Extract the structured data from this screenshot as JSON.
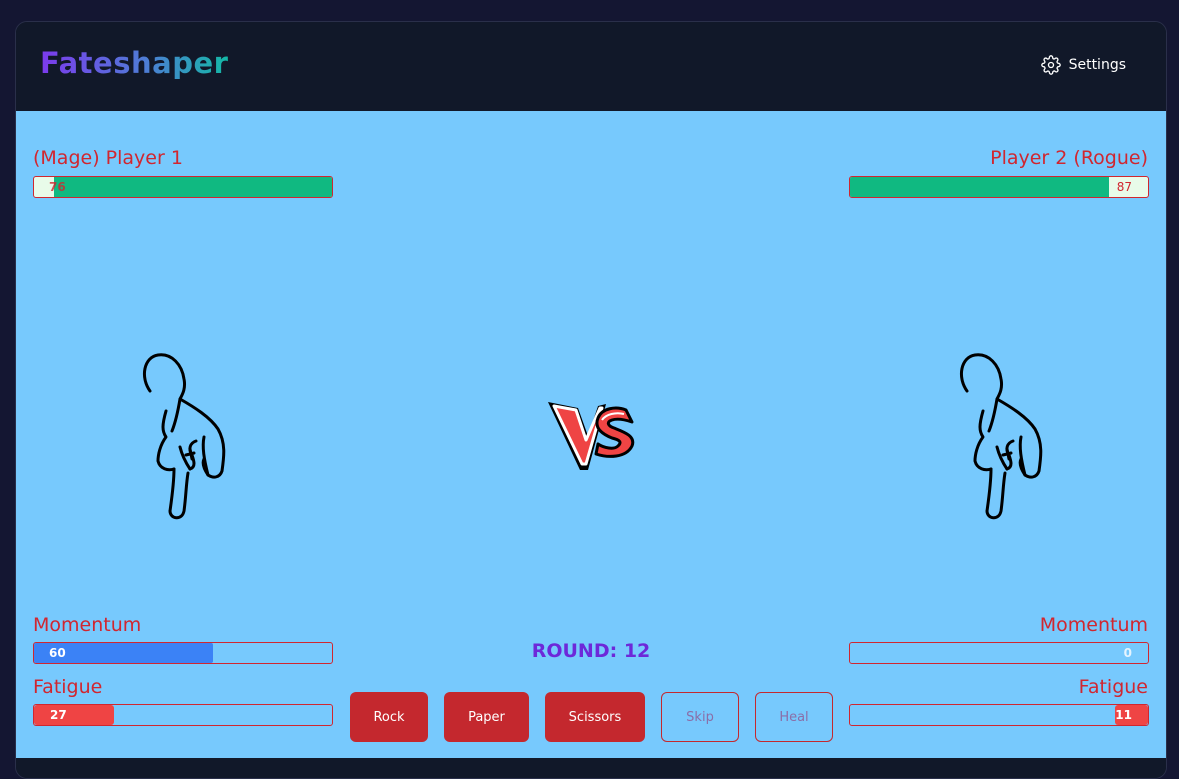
{
  "app": {
    "title": "Fateshaper",
    "settings_label": "Settings"
  },
  "player1": {
    "name": "(Mage)  Player 1",
    "health": 76,
    "momentum_label": "Momentum",
    "momentum": 60,
    "fatigue_label": "Fatigue",
    "fatigue": 27,
    "hand": "pointing-down-hand-icon"
  },
  "player2": {
    "name": "Player 2  (Rogue)",
    "health": 87,
    "momentum_label": "Momentum",
    "momentum": 0,
    "fatigue_label": "Fatigue",
    "fatigue": 11,
    "hand": "pointing-down-hand-icon"
  },
  "round_label": "ROUND: 12",
  "actions": [
    "Rock",
    "Paper",
    "Scissors",
    "Skip",
    "Heal"
  ],
  "colors": {
    "arena_bg": "#77c9fd",
    "health": "#10b981",
    "momentum": "#3b82f6",
    "fatigue": "#ef4444",
    "accent_red": "#c4282e",
    "round": "#6d28d9"
  }
}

**Problem description**
Keep the pictures out and write out the records exactly.

**Task response**
Extract the structured data from this screenshot as JSON.
{
  "app": {
    "title": "Fateshaper",
    "settings_label": "Settings"
  },
  "player1": {
    "name": "(Mage)  Player 1",
    "health": 76,
    "momentum_label": "Momentum",
    "momentum": 60,
    "fatigue_label": "Fatigue",
    "fatigue": 27,
    "hand": "pointing-down-hand-icon"
  },
  "player2": {
    "name": "Player 2  (Rogue)",
    "health": 87,
    "momentum_label": "Momentum",
    "momentum": 0,
    "fatigue_label": "Fatigue",
    "fatigue": 11,
    "hand": "pointing-down-hand-icon"
  },
  "round_label": "ROUND: 12",
  "actions": [
    "Rock",
    "Paper",
    "Scissors",
    "Skip",
    "Heal"
  ],
  "colors": {
    "arena_bg": "#77c9fd",
    "health": "#10b981",
    "momentum": "#3b82f6",
    "fatigue": "#ef4444",
    "accent_red": "#c4282e",
    "round": "#6d28d9"
  }
}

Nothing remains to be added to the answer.